→ Do this
The records below are to be repeated in full, exactly as they are.

→ Data for the task
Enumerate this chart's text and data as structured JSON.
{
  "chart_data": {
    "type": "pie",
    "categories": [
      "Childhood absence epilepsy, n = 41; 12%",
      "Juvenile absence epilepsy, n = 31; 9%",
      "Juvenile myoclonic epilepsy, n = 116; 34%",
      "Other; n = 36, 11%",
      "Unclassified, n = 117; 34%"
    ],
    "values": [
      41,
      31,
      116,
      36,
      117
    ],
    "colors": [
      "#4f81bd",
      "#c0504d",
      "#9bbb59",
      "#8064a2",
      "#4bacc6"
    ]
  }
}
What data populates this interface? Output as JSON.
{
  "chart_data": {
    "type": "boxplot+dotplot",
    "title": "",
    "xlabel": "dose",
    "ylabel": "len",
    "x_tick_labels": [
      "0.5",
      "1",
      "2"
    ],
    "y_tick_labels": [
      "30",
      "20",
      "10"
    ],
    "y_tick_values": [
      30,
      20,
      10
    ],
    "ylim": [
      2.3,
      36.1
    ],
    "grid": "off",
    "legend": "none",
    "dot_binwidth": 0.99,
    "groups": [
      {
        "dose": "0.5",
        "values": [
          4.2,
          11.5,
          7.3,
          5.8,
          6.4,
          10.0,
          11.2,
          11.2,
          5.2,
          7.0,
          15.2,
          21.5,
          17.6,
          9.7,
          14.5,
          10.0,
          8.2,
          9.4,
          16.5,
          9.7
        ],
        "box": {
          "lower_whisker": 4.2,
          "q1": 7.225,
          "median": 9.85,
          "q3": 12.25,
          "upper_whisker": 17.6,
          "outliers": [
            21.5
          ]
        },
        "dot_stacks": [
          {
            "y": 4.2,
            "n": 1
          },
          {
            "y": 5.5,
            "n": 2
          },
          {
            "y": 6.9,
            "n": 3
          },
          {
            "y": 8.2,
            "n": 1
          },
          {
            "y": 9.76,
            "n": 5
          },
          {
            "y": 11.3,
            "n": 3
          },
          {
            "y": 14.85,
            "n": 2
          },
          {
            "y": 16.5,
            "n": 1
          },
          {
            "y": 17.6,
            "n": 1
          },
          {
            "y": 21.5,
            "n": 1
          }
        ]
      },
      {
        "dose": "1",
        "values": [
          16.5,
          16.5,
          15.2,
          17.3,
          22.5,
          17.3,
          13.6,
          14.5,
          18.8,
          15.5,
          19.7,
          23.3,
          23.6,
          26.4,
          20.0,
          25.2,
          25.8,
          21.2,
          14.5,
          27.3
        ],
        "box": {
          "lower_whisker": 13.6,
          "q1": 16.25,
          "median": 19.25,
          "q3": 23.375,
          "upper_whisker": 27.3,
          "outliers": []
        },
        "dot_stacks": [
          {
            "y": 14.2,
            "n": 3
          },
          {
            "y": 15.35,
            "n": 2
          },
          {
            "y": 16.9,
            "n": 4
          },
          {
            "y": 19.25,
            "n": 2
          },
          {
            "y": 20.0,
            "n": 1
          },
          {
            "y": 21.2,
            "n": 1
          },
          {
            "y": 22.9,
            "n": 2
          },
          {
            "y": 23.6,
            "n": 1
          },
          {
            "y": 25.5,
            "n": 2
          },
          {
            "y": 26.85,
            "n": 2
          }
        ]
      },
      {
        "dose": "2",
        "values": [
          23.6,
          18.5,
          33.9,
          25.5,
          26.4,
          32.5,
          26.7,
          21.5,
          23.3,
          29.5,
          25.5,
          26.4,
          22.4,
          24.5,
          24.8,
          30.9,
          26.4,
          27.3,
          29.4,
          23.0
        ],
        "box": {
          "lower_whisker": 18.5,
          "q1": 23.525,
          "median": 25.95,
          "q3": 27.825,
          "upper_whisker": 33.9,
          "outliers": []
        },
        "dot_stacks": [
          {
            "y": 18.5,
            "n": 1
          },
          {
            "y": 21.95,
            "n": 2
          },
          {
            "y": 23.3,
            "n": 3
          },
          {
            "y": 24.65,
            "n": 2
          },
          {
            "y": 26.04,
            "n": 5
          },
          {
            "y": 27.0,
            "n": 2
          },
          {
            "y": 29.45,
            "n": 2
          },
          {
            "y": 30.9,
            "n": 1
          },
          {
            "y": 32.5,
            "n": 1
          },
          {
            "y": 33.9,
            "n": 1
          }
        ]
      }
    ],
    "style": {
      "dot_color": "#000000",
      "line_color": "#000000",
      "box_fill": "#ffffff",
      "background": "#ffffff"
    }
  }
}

→ Exercise response
Enumerate this chart's text and data as structured JSON.
{
  "chart_data": {
    "type": "pie",
    "categories": [
      "Childhood absence epilepsy, n = 41; 12%",
      "Juvenile absence epilepsy, n = 31; 9%",
      "Juvenile myoclonic epilepsy, n = 116; 34%",
      "Other; n = 36, 11%",
      "Unclassified, n = 117; 34%"
    ],
    "values": [
      41,
      31,
      116,
      36,
      117
    ],
    "colors": [
      "#4f81bd",
      "#c0504d",
      "#9bbb59",
      "#8064a2",
      "#4bacc6"
    ]
  }
}
What data populates this interface? Output as JSON.
{
  "chart_data": {
    "type": "boxplot+dotplot",
    "title": "",
    "xlabel": "dose",
    "ylabel": "len",
    "x_tick_labels": [
      "0.5",
      "1",
      "2"
    ],
    "y_tick_labels": [
      "30",
      "20",
      "10"
    ],
    "y_tick_values": [
      30,
      20,
      10
    ],
    "ylim": [
      2.3,
      36.1
    ],
    "grid": "off",
    "legend": "none",
    "dot_binwidth": 0.99,
    "groups": [
      {
        "dose": "0.5",
        "values": [
          4.2,
          11.5,
          7.3,
          5.8,
          6.4,
          10.0,
          11.2,
          11.2,
          5.2,
          7.0,
          15.2,
          21.5,
          17.6,
          9.7,
          14.5,
          10.0,
          8.2,
          9.4,
          16.5,
          9.7
        ],
        "box": {
          "lower_whisker": 4.2,
          "q1": 7.225,
          "median": 9.85,
          "q3": 12.25,
          "upper_whisker": 17.6,
          "outliers": [
            21.5
          ]
        },
        "dot_stacks": [
          {
            "y": 4.2,
            "n": 1
          },
          {
            "y": 5.5,
            "n": 2
          },
          {
            "y": 6.9,
            "n": 3
          },
          {
            "y": 8.2,
            "n": 1
          },
          {
            "y": 9.76,
            "n": 5
          },
          {
            "y": 11.3,
            "n": 3
          },
          {
            "y": 14.85,
            "n": 2
          },
          {
            "y": 16.5,
            "n": 1
          },
          {
            "y": 17.6,
            "n": 1
          },
          {
            "y": 21.5,
            "n": 1
          }
        ]
      },
      {
        "dose": "1",
        "values": [
          16.5,
          16.5,
          15.2,
          17.3,
          22.5,
          17.3,
          13.6,
          14.5,
          18.8,
          15.5,
          19.7,
          23.3,
          23.6,
          26.4,
          20.0,
          25.2,
          25.8,
          21.2,
          14.5,
          27.3
        ],
        "box": {
          "lower_whisker": 13.6,
          "q1": 16.25,
          "median": 19.25,
          "q3": 23.375,
          "upper_whisker": 27.3,
          "outliers": []
        },
        "dot_stacks": [
          {
            "y": 14.2,
            "n": 3
          },
          {
            "y": 15.35,
            "n": 2
          },
          {
            "y": 16.9,
            "n": 4
          },
          {
            "y": 19.25,
            "n": 2
          },
          {
            "y": 20.0,
            "n": 1
          },
          {
            "y": 21.2,
            "n": 1
          },
          {
            "y": 22.9,
            "n": 2
          },
          {
            "y": 23.6,
            "n": 1
          },
          {
            "y": 25.5,
            "n": 2
          },
          {
            "y": 26.85,
            "n": 2
          }
        ]
      },
      {
        "dose": "2",
        "values": [
          23.6,
          18.5,
          33.9,
          25.5,
          26.4,
          32.5,
          26.7,
          21.5,
          23.3,
          29.5,
          25.5,
          26.4,
          22.4,
          24.5,
          24.8,
          30.9,
          26.4,
          27.3,
          29.4,
          23.0
        ],
        "box": {
          "lower_whisker": 18.5,
          "q1": 23.525,
          "median": 25.95,
          "q3": 27.825,
          "upper_whisker": 33.9,
          "outliers": []
        },
        "dot_stacks": [
          {
            "y": 18.5,
            "n": 1
          },
          {
            "y": 21.95,
            "n": 2
          },
          {
            "y": 23.3,
            "n": 3
          },
          {
            "y": 24.65,
            "n": 2
          },
          {
            "y": 26.04,
            "n": 5
          },
          {
            "y": 27.0,
            "n": 2
          },
          {
            "y": 29.45,
            "n": 2
          },
          {
            "y": 30.9,
            "n": 1
          },
          {
            "y": 32.5,
            "n": 1
          },
          {
            "y": 33.9,
            "n": 1
          }
        ]
      }
    ],
    "style": {
      "dot_color": "#000000",
      "line_color": "#000000",
      "box_fill": "#ffffff",
      "background": "#ffffff"
    }
  }
}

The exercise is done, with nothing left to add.